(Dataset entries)
:::

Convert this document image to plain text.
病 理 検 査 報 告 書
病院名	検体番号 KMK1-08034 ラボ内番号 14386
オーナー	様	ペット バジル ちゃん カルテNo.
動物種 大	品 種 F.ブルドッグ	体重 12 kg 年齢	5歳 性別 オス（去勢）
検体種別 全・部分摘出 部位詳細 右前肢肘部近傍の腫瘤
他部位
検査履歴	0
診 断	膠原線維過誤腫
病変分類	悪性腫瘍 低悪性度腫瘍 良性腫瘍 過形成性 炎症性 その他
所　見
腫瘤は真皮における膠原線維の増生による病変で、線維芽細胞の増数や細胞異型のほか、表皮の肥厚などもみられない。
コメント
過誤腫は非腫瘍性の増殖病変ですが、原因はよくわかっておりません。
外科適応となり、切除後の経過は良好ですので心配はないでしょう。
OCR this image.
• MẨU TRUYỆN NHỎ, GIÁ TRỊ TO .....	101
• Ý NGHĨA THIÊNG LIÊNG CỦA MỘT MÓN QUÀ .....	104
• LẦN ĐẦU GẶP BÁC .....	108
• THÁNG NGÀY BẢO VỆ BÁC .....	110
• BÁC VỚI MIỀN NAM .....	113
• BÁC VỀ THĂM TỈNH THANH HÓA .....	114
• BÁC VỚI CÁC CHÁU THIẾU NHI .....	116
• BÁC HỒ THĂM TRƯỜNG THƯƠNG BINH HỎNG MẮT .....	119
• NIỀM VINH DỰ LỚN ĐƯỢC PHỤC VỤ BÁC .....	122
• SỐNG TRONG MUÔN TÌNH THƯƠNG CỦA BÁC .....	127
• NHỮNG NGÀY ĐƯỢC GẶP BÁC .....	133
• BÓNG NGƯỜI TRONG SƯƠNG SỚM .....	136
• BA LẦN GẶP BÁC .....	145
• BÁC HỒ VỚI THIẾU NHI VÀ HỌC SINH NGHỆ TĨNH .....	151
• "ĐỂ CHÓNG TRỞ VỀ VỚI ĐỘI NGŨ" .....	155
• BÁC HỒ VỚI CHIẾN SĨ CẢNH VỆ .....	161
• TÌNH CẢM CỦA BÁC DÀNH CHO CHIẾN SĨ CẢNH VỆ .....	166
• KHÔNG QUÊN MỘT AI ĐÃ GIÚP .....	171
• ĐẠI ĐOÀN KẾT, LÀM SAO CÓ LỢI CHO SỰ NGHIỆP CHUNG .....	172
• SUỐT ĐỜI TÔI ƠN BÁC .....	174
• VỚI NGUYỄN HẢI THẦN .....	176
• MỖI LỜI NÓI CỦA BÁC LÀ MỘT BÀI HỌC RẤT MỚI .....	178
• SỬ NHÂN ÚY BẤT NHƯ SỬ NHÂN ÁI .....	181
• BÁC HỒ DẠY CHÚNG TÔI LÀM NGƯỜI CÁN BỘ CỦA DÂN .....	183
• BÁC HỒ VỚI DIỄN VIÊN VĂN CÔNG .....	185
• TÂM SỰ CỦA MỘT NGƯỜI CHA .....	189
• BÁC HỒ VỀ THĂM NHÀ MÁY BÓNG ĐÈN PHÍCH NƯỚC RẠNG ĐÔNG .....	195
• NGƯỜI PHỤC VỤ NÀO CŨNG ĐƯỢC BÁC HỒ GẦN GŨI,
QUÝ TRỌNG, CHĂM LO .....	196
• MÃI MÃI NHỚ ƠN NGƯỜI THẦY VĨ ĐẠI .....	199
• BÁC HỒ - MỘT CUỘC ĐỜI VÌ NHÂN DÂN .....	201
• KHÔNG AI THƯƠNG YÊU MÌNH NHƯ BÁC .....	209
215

:::

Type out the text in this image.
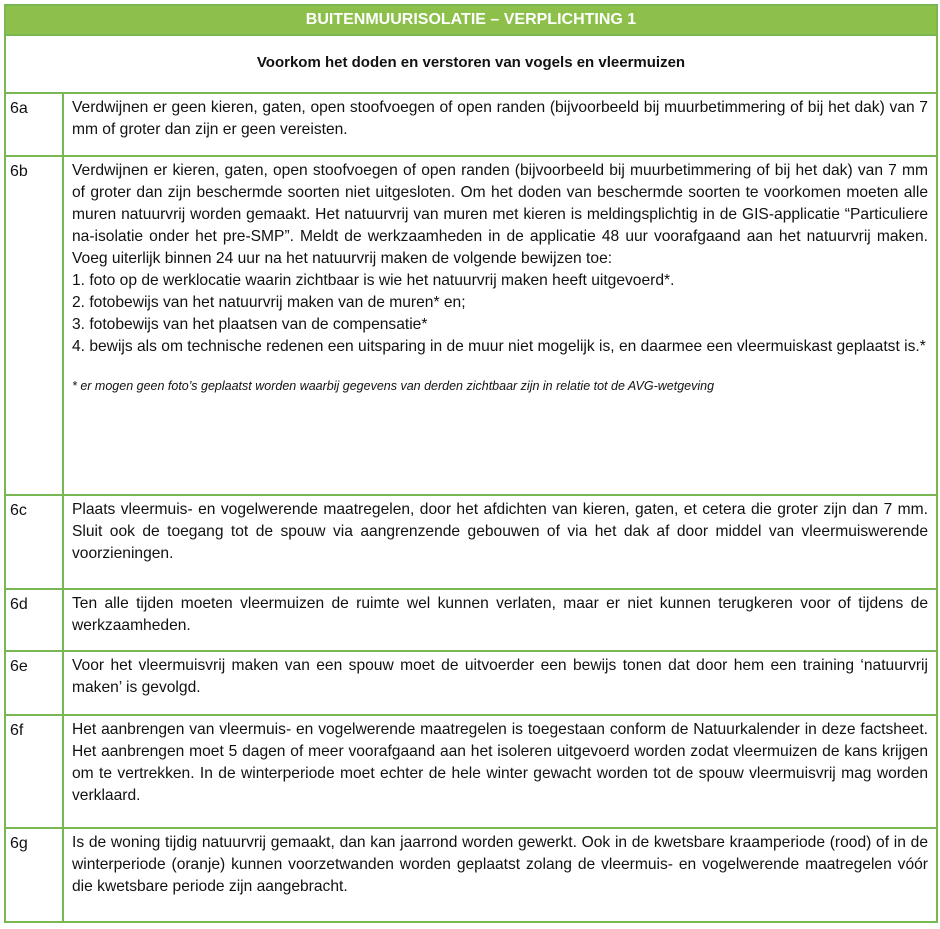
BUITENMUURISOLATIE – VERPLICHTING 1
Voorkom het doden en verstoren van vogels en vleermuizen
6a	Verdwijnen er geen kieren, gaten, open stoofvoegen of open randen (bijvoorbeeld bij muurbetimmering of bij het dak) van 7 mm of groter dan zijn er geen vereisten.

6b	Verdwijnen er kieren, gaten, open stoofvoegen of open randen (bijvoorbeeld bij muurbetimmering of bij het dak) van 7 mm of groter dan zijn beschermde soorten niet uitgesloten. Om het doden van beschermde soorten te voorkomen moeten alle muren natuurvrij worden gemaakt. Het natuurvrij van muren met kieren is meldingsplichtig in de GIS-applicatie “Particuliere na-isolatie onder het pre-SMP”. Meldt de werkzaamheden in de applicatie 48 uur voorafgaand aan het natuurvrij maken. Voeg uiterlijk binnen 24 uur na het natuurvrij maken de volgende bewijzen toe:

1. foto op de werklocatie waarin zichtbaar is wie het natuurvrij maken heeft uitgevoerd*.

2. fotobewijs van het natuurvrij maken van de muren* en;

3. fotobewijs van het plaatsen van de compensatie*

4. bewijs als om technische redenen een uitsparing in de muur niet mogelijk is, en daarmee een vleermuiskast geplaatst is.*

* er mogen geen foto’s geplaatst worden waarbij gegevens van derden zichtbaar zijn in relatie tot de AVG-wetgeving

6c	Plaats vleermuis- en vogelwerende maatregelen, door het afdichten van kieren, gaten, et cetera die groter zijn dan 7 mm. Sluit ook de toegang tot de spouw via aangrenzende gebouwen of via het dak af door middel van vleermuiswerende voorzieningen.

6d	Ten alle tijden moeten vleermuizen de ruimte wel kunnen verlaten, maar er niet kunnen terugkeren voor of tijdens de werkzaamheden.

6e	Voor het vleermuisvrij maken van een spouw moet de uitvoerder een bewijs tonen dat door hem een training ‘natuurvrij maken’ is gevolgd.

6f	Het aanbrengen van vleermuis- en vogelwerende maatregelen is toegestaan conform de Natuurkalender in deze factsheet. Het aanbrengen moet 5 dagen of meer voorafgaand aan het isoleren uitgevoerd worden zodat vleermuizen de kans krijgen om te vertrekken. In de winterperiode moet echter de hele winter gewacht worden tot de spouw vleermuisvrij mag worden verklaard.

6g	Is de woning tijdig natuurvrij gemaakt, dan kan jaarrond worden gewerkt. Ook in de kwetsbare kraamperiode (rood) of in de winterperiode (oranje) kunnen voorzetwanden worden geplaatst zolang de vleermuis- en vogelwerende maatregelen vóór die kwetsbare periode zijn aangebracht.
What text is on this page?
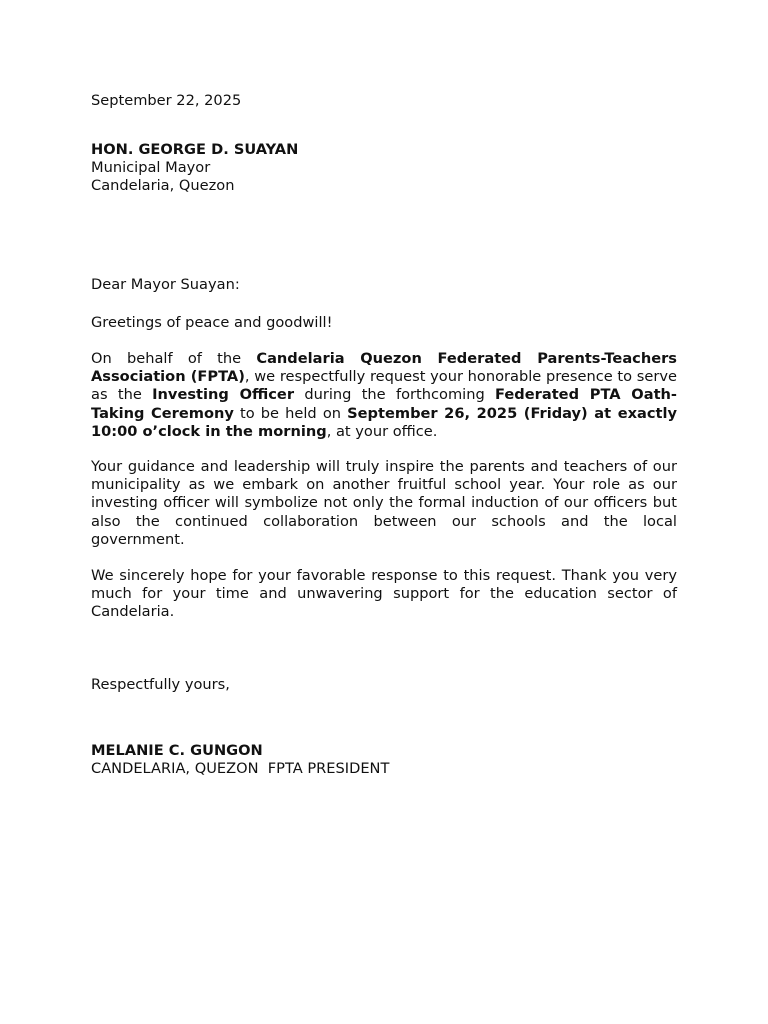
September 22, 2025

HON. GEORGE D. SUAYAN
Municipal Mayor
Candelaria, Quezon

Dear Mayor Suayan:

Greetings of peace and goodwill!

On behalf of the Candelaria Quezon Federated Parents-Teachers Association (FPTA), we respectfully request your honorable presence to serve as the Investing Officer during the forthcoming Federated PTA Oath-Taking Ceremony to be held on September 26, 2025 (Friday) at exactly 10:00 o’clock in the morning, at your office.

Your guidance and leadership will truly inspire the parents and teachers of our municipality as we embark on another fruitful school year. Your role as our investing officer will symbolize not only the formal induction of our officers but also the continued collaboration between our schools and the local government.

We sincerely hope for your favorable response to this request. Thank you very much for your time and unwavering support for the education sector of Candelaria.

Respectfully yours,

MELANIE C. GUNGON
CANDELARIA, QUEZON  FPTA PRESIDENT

:::

WRITTEN PROBLEM: Identify the lines of the entries containing the string "TÌNH". Copy each such line.

TASK RESPONSE:
• SỐNG TRONG MUÔN TÌNH THƯƠNG CỦA BÁC .....	127
• TÌNH CẢM CỦA BÁC DÀNH CHO CHIẾN SĨ CẢNH VỆ .....	166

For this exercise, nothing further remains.